Aminoglycoside ear drops are contraindicated in patients with a perforated tympanic membrane or with a grommet in situ because there is a risk of ototoxicity. Many national guidelines, however, do sanction their use if the ear drops are indicated (ie, there is an obvious or chronic infection) and the patient is fully warned about the risks and aware of the signs and symptoms of adverse side effects.1

The expert opinion we obtained for the case report in question supported these guidelines, but the wording in our report was ambiguous and, therefore, potentially misleading. Instead of saying that the ear drops “should only be used in the presence of obvious infection where there is a tympanic membrane perforation or patent grommet in situ”, it should have read, “where there is a tympanic membrane perforation or patent grommet in situ, aminoglycoside eardrops should only be used in the presence of obvious infection”. In this case, the patient had presented with “some discomfort in the ear” and the surgeon diagnosed “some mild myringitis…with no otorrhoea or evidence of infection”. He should not, therefore, have prescribed the ear drops because there was no obvious infection to justify doing so.

Thank you to all the many readers who drew this ambiguity to our attention. We are sorry for causing confusion and hope that this matter has now been clarified to everyone’s satisfaction. The advice that MPS would give to all readers regarding the use of aminoglycoside ear drops is to familiarise themselves with the guidelines pertaining to their own countries.

1. See, for example, Philips JS et al. Evidence Review and ENT-UK Consensus Report for the Use of Aminoglycoside-Containing Ear Drops in the Presence of an Open Middle Ear, Clinical Otolaryngology 32: 330–36 (2007).

* **Entries supplied**:
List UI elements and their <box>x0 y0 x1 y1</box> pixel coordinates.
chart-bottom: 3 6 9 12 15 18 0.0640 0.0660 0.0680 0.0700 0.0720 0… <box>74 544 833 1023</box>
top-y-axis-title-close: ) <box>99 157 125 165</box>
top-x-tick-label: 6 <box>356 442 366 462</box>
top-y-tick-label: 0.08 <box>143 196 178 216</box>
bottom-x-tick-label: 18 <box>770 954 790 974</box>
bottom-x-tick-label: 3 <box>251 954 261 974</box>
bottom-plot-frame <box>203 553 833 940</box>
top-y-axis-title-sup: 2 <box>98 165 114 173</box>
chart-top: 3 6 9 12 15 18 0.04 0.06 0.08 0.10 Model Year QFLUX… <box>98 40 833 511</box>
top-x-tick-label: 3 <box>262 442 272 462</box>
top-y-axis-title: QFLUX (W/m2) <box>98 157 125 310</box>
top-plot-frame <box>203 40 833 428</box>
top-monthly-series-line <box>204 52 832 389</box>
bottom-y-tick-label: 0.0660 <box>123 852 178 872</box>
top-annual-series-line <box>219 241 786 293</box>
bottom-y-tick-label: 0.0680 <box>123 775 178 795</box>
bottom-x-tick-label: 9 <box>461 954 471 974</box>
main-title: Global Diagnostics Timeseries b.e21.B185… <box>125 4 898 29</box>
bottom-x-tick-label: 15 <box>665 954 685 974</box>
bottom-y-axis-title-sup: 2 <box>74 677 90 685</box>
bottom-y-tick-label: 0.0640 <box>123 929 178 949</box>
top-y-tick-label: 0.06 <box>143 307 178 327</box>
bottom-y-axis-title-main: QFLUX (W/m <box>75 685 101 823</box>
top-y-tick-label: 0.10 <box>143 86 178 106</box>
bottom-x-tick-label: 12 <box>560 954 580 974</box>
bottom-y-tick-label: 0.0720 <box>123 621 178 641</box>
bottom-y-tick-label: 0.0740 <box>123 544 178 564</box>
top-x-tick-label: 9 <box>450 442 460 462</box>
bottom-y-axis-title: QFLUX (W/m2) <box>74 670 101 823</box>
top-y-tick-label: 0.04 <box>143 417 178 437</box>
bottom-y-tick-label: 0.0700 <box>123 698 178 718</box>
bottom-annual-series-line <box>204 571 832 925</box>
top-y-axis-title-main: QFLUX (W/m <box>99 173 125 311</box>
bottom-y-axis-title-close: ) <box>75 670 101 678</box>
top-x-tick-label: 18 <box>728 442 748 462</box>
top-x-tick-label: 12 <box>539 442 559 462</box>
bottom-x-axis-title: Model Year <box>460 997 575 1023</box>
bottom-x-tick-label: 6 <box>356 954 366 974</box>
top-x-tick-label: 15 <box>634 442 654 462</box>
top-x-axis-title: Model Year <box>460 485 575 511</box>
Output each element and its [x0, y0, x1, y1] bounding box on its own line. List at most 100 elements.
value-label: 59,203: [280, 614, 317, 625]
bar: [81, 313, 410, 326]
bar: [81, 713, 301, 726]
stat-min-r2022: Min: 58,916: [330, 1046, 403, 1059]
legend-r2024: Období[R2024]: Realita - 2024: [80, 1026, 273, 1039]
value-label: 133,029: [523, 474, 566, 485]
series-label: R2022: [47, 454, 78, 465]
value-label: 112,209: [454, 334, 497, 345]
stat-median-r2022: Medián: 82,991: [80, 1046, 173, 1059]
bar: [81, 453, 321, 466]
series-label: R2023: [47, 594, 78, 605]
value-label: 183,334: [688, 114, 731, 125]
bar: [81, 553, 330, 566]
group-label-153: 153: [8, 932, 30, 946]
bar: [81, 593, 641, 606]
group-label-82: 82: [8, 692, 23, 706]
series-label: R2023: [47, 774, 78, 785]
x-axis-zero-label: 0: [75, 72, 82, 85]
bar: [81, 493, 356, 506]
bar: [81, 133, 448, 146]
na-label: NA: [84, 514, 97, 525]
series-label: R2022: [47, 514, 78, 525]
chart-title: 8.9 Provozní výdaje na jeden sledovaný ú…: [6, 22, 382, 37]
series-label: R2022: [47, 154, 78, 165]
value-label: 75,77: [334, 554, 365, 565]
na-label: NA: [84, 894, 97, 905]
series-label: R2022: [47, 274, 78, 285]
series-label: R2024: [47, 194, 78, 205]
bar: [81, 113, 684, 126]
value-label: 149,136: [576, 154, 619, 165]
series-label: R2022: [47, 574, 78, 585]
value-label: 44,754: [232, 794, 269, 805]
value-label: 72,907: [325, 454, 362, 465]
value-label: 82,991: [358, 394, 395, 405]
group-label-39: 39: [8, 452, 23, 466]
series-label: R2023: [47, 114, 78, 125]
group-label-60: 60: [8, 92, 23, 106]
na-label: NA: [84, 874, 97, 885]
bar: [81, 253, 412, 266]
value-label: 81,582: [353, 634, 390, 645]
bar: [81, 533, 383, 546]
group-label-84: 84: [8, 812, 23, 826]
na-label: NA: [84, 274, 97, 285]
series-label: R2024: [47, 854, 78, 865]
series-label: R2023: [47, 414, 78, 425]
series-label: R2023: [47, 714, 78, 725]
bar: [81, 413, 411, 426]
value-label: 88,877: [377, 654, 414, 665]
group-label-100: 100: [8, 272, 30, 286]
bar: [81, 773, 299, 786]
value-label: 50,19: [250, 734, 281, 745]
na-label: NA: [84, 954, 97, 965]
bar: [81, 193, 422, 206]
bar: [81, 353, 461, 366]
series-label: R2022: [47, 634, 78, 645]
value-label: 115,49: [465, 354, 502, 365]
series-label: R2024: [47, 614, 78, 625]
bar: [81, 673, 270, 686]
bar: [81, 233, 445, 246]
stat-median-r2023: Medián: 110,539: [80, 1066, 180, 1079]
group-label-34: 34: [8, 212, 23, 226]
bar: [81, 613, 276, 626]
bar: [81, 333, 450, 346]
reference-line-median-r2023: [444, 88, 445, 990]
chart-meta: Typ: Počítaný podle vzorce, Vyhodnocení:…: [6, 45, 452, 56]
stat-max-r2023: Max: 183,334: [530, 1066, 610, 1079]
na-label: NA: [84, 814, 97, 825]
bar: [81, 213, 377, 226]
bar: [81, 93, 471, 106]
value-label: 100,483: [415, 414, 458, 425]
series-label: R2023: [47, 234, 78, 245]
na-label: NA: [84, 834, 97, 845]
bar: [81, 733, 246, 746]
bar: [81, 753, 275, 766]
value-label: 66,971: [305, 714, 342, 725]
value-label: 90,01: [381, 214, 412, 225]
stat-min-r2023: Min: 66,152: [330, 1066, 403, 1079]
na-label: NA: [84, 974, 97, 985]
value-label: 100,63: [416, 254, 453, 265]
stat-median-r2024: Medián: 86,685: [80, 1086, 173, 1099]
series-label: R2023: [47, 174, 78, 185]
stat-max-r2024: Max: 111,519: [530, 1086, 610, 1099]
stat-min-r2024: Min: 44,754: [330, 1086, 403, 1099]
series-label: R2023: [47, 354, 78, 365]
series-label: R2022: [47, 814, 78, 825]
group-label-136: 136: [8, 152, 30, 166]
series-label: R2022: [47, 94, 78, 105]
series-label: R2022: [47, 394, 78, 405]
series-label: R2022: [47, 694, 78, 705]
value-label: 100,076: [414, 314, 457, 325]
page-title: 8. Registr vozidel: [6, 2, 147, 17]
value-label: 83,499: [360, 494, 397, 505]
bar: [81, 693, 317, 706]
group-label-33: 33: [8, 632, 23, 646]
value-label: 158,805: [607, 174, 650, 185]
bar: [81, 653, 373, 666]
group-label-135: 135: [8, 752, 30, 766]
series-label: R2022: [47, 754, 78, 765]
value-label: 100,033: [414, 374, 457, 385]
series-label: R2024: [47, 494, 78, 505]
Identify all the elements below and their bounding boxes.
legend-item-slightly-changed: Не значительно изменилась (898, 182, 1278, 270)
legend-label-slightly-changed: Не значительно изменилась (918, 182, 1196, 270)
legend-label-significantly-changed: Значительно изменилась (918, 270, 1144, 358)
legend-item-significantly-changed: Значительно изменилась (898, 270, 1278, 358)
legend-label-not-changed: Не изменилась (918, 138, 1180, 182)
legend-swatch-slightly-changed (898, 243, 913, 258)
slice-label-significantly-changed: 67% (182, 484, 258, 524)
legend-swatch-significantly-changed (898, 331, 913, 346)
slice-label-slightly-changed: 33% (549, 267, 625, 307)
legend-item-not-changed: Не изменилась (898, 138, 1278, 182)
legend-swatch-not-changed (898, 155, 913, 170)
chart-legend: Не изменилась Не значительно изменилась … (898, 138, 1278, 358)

* **Tasks for this exercise**:
(a) The correction on aminoglycoside ear drops names several conditions under which many national guidelines sanction their use. List all of them.
(b) Resume the correction on aminoglycoside ear drops after its final line.

* **Responses in order**:
(a)
- The ear drops are indicated, meaning there is an obvious or chronic infection.
- The patient is fully warned about the risks.
- The patient is aware of the signs and symptoms of adverse side effects.

(b)
The importance of occupation

Casebook 16 volume 3 mentions two cases where the patient’s functional capacity was adversely affected by minor surgery. In each case, a different choice of procedure may have been made if the patient’s occupation had been considered. This highlights the need for an occupational history to be available, and the patient’s job or significant hobbies to be considered, at all stages of medical treatment.

Some diseases and disorders are caused by work, some are made worse by work, and the ideal end point of any medical treatment should surely be a return to full “occupational” fitness. But some general practice computer systems don’t have a field for entering “occupation”, which leaves the GP at a disadvantage when considering the interaction between health and work, and many hospital doctors don’t have “quick and safe return to work” as an endpoint in their treatment plans. We all need to think “occupation” when seeing and treating patients.

Dr Gordon Park, President of The Society of Occupational Medicine, Manchester, UK

Sharp practice

I read the article “Sharp practice” (Casebook 16(3)) with interest, but I feel that a key learning point has been overlooked. Nerve damage associated with peripheral nerve cannulation is extremely rare, with only a few case reports published worldwide. It is often impractical or impossible, due to surgical requirements or anatomical variations, to avoid cannulation of a patient’s dominant hand as was suggested in the learning points.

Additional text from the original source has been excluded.